- **EXERCISE DETAILS**
Write the material out again exactly.

- **STORED RECORDS**
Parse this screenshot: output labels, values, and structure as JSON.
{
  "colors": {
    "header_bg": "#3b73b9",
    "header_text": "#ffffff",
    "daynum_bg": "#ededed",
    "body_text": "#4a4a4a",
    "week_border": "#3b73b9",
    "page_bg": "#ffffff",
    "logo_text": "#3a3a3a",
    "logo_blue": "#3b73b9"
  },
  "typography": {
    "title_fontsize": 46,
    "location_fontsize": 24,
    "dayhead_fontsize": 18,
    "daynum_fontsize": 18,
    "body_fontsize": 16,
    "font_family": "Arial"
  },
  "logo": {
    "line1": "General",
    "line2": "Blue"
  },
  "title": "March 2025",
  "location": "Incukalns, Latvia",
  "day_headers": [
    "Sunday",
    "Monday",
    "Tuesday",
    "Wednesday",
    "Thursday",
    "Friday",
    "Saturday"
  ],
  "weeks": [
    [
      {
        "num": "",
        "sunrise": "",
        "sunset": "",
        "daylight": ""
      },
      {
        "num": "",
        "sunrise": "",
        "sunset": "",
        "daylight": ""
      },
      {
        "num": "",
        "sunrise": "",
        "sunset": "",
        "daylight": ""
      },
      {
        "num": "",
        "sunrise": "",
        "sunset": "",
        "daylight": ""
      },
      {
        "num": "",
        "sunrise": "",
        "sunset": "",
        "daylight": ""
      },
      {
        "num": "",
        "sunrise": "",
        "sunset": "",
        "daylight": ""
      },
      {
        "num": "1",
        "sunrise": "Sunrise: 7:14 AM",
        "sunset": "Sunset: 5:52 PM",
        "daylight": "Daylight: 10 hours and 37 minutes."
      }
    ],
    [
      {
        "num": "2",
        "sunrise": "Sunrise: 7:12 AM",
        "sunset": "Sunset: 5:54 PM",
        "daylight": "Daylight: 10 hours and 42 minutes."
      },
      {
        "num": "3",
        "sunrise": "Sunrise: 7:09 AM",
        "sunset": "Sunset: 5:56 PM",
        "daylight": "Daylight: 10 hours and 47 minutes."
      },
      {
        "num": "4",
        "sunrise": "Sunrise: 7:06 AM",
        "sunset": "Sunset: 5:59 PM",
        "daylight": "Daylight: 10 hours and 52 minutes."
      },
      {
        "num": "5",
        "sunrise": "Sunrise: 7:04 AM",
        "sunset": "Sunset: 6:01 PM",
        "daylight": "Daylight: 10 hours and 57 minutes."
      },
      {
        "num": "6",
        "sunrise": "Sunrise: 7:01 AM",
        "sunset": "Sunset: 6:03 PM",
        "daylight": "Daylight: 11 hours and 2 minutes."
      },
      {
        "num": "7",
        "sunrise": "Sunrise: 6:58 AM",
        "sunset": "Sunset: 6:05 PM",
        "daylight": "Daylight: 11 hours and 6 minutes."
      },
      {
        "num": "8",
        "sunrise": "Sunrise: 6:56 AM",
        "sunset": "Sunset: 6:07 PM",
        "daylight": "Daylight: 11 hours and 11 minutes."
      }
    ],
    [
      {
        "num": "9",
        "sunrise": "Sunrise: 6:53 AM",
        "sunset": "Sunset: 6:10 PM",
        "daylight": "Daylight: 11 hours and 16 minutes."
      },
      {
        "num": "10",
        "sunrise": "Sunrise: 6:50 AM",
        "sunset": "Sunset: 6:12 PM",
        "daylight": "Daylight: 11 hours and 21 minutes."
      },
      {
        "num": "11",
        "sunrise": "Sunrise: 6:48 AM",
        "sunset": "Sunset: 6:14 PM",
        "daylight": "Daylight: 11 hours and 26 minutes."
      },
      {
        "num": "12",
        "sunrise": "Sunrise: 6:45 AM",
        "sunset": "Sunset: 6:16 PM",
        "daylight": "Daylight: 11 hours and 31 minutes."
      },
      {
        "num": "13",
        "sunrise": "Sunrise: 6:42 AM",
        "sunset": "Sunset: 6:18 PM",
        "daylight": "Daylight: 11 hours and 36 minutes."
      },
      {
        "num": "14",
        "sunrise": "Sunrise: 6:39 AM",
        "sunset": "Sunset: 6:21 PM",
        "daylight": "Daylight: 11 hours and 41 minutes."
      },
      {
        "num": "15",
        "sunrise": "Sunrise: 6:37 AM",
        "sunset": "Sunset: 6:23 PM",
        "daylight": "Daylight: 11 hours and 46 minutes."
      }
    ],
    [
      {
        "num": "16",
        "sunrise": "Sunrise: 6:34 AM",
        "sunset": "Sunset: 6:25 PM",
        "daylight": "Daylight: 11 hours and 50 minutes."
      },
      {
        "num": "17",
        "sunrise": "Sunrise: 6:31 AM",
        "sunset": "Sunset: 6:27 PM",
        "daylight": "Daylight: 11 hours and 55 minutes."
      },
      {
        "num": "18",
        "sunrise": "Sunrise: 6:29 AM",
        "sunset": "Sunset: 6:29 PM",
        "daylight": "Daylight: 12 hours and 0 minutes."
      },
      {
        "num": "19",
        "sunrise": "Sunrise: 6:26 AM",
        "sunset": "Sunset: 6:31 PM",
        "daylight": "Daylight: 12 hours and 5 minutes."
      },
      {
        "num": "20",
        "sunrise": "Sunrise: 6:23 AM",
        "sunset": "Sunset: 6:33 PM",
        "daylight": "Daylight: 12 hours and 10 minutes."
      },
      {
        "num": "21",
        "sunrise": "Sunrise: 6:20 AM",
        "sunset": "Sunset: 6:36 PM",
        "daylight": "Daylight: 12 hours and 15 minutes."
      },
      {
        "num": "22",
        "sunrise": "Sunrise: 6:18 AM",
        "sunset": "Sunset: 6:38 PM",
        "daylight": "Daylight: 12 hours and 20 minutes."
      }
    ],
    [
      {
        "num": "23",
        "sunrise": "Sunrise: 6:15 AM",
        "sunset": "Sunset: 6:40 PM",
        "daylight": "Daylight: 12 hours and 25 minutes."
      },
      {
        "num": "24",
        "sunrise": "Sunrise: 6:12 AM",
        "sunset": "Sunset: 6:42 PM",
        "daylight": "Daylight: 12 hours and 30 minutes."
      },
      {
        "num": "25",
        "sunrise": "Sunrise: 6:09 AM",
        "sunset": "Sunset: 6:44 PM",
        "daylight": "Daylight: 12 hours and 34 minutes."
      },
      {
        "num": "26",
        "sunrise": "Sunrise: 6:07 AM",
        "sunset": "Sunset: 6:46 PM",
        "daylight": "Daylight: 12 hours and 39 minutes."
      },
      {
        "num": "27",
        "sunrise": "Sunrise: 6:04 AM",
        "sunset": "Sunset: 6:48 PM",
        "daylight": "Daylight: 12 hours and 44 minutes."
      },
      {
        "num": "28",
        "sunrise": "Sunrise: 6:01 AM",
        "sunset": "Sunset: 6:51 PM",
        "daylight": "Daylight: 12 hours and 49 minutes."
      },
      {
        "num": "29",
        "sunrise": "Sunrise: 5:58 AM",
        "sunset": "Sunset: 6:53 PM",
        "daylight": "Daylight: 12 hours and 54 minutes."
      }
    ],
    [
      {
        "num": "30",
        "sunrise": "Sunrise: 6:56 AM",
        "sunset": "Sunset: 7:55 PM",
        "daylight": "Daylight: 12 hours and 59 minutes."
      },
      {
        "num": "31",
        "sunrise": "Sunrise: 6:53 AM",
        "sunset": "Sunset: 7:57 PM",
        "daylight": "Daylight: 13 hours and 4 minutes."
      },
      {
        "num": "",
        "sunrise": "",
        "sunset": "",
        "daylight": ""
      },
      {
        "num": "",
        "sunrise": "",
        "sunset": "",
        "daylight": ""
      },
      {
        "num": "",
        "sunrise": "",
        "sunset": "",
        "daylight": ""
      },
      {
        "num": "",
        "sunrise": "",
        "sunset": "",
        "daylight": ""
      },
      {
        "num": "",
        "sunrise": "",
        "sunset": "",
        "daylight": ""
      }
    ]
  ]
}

- **EXERCISE RESULT**
Parse this screenshot: output labels, values, and structure as JSON.
{
  "colors": {
    "header_bg": "#3b73b9",
    "header_text": "#ffffff",
    "daynum_bg": "#ededed",
    "body_text": "#4a4a4a",
    "week_border": "#3b73b9",
    "page_bg": "#ffffff",
    "logo_text": "#3a3a3a",
    "logo_blue": "#3b73b9"
  },
  "typography": {
    "title_fontsize": 46,
    "location_fontsize": 24,
    "dayhead_fontsize": 18,
    "daynum_fontsize": 18,
    "body_fontsize": 16,
    "font_family": "Arial"
  },
  "logo": {
    "line1": "General",
    "line2": "Blue"
  },
  "title": "March 2025",
  "location": "Incukalns, Latvia",
  "day_headers": [
    "Sunday",
    "Monday",
    "Tuesday",
    "Wednesday",
    "Thursday",
    "Friday",
    "Saturday"
  ],
  "weeks": [
    [
      {
        "num": "",
        "sunrise": "",
        "sunset": "",
        "daylight": ""
      },
      {
        "num": "",
        "sunrise": "",
        "sunset": "",
        "daylight": ""
      },
      {
        "num": "",
        "sunrise": "",
        "sunset": "",
        "daylight": ""
      },
      {
        "num": "",
        "sunrise": "",
        "sunset": "",
        "daylight": ""
      },
      {
        "num": "",
        "sunrise": "",
        "sunset": "",
        "daylight": ""
      },
      {
        "num": "",
        "sunrise": "",
        "sunset": "",
        "daylight": ""
      },
      {
        "num": "1",
        "sunrise": "Sunrise: 7:14 AM",
        "sunset": "Sunset: 5:52 PM",
        "daylight": "Daylight: 10 hours and 37 minutes."
      }
    ],
    [
      {
        "num": "2",
        "sunrise": "Sunrise: 7:12 AM",
        "sunset": "Sunset: 5:54 PM",
        "daylight": "Daylight: 10 hours and 42 minutes."
      },
      {
        "num": "3",
        "sunrise": "Sunrise: 7:09 AM",
        "sunset": "Sunset: 5:56 PM",
        "daylight": "Daylight: 10 hours and 47 minutes."
      },
      {
        "num": "4",
        "sunrise": "Sunrise: 7:06 AM",
        "sunset": "Sunset: 5:59 PM",
        "daylight": "Daylight: 10 hours and 52 minutes."
      },
      {
        "num": "5",
        "sunrise": "Sunrise: 7:04 AM",
        "sunset": "Sunset: 6:01 PM",
        "daylight": "Daylight: 10 hours and 57 minutes."
      },
      {
        "num": "6",
        "sunrise": "Sunrise: 7:01 AM",
        "sunset": "Sunset: 6:03 PM",
        "daylight": "Daylight: 11 hours and 2 minutes."
      },
      {
        "num": "7",
        "sunrise": "Sunrise: 6:58 AM",
        "sunset": "Sunset: 6:05 PM",
        "daylight": "Daylight: 11 hours and 6 minutes."
      },
      {
        "num": "8",
        "sunrise": "Sunrise: 6:56 AM",
        "sunset": "Sunset: 6:07 PM",
        "daylight": "Daylight: 11 hours and 11 minutes."
      }
    ],
    [
      {
        "num": "9",
        "sunrise": "Sunrise: 6:53 AM",
        "sunset": "Sunset: 6:10 PM",
        "daylight": "Daylight: 11 hours and 16 minutes."
      },
      {
        "num": "10",
        "sunrise": "Sunrise: 6:50 AM",
        "sunset": "Sunset: 6:12 PM",
        "daylight": "Daylight: 11 hours and 21 minutes."
      },
      {
        "num": "11",
        "sunrise": "Sunrise: 6:48 AM",
        "sunset": "Sunset: 6:14 PM",
        "daylight": "Daylight: 11 hours and 26 minutes."
      },
      {
        "num": "12",
        "sunrise": "Sunrise: 6:45 AM",
        "sunset": "Sunset: 6:16 PM",
        "daylight": "Daylight: 11 hours and 31 minutes."
      },
      {
        "num": "13",
        "sunrise": "Sunrise: 6:42 AM",
        "sunset": "Sunset: 6:18 PM",
        "daylight": "Daylight: 11 hours and 36 minutes."
      },
      {
        "num": "14",
        "sunrise": "Sunrise: 6:39 AM",
        "sunset": "Sunset: 6:21 PM",
        "daylight": "Daylight: 11 hours and 41 minutes."
      },
      {
        "num": "15",
        "sunrise": "Sunrise: 6:37 AM",
        "sunset": "Sunset: 6:23 PM",
        "daylight": "Daylight: 11 hours and 46 minutes."
      }
    ],
    [
      {
        "num": "16",
        "sunrise": "Sunrise: 6:34 AM",
        "sunset": "Sunset: 6:25 PM",
        "daylight": "Daylight: 11 hours and 50 minutes."
      },
      {
        "num": "17",
        "sunrise": "Sunrise: 6:31 AM",
        "sunset": "Sunset: 6:27 PM",
        "daylight": "Daylight: 11 hours and 55 minutes."
      },
      {
        "num": "18",
        "sunrise": "Sunrise: 6:29 AM",
        "sunset": "Sunset: 6:29 PM",
        "daylight": "Daylight: 12 hours and 0 minutes."
      },
      {
        "num": "19",
        "sunrise": "Sunrise: 6:26 AM",
        "sunset": "Sunset: 6:31 PM",
        "daylight": "Daylight: 12 hours and 5 minutes."
      },
      {
        "num": "20",
        "sunrise": "Sunrise: 6:23 AM",
        "sunset": "Sunset: 6:33 PM",
        "daylight": "Daylight: 12 hours and 10 minutes."
      },
      {
        "num": "21",
        "sunrise": "Sunrise: 6:20 AM",
        "sunset": "Sunset: 6:36 PM",
        "daylight": "Daylight: 12 hours and 15 minutes."
      },
      {
        "num": "22",
        "sunrise": "Sunrise: 6:18 AM",
        "sunset": "Sunset: 6:38 PM",
        "daylight": "Daylight: 12 hours and 20 minutes."
      }
    ],
    [
      {
        "num": "23",
        "sunrise": "Sunrise: 6:15 AM",
        "sunset": "Sunset: 6:40 PM",
        "daylight": "Daylight: 12 hours and 25 minutes."
      },
      {
        "num": "24",
        "sunrise": "Sunrise: 6:12 AM",
        "sunset": "Sunset: 6:42 PM",
        "daylight": "Daylight: 12 hours and 30 minutes."
      },
      {
        "num": "25",
        "sunrise": "Sunrise: 6:09 AM",
        "sunset": "Sunset: 6:44 PM",
        "daylight": "Daylight: 12 hours and 34 minutes."
      },
      {
        "num": "26",
        "sunrise": "Sunrise: 6:07 AM",
        "sunset": "Sunset: 6:46 PM",
        "daylight": "Daylight: 12 hours and 39 minutes."
      },
      {
        "num": "27",
        "sunrise": "Sunrise: 6:04 AM",
        "sunset": "Sunset: 6:48 PM",
        "daylight": "Daylight: 12 hours and 44 minutes."
      },
      {
        "num": "28",
        "sunrise": "Sunrise: 6:01 AM",
        "sunset": "Sunset: 6:51 PM",
        "daylight": "Daylight: 12 hours and 49 minutes."
      },
      {
        "num": "29",
        "sunrise": "Sunrise: 5:58 AM",
        "sunset": "Sunset: 6:53 PM",
        "daylight": "Daylight: 12 hours and 54 minutes."
      }
    ],
    [
      {
        "num": "30",
        "sunrise": "Sunrise: 6:56 AM",
        "sunset": "Sunset: 7:55 PM",
        "daylight": "Daylight: 12 hours and 59 minutes."
      },
      {
        "num": "31",
        "sunrise": "Sunrise: 6:53 AM",
        "sunset": "Sunset: 7:57 PM",
        "daylight": "Daylight: 13 hours and 4 minutes."
      },
      {
        "num": "",
        "sunrise": "",
        "sunset": "",
        "daylight": ""
      },
      {
        "num": "",
        "sunrise": "",
        "sunset": "",
        "daylight": ""
      },
      {
        "num": "",
        "sunrise": "",
        "sunset": "",
        "daylight": ""
      },
      {
        "num": "",
        "sunrise": "",
        "sunset": "",
        "daylight": ""
      },
      {
        "num": "",
        "sunrise": "",
        "sunset": "",
        "daylight": ""
      }
    ]
  ]
}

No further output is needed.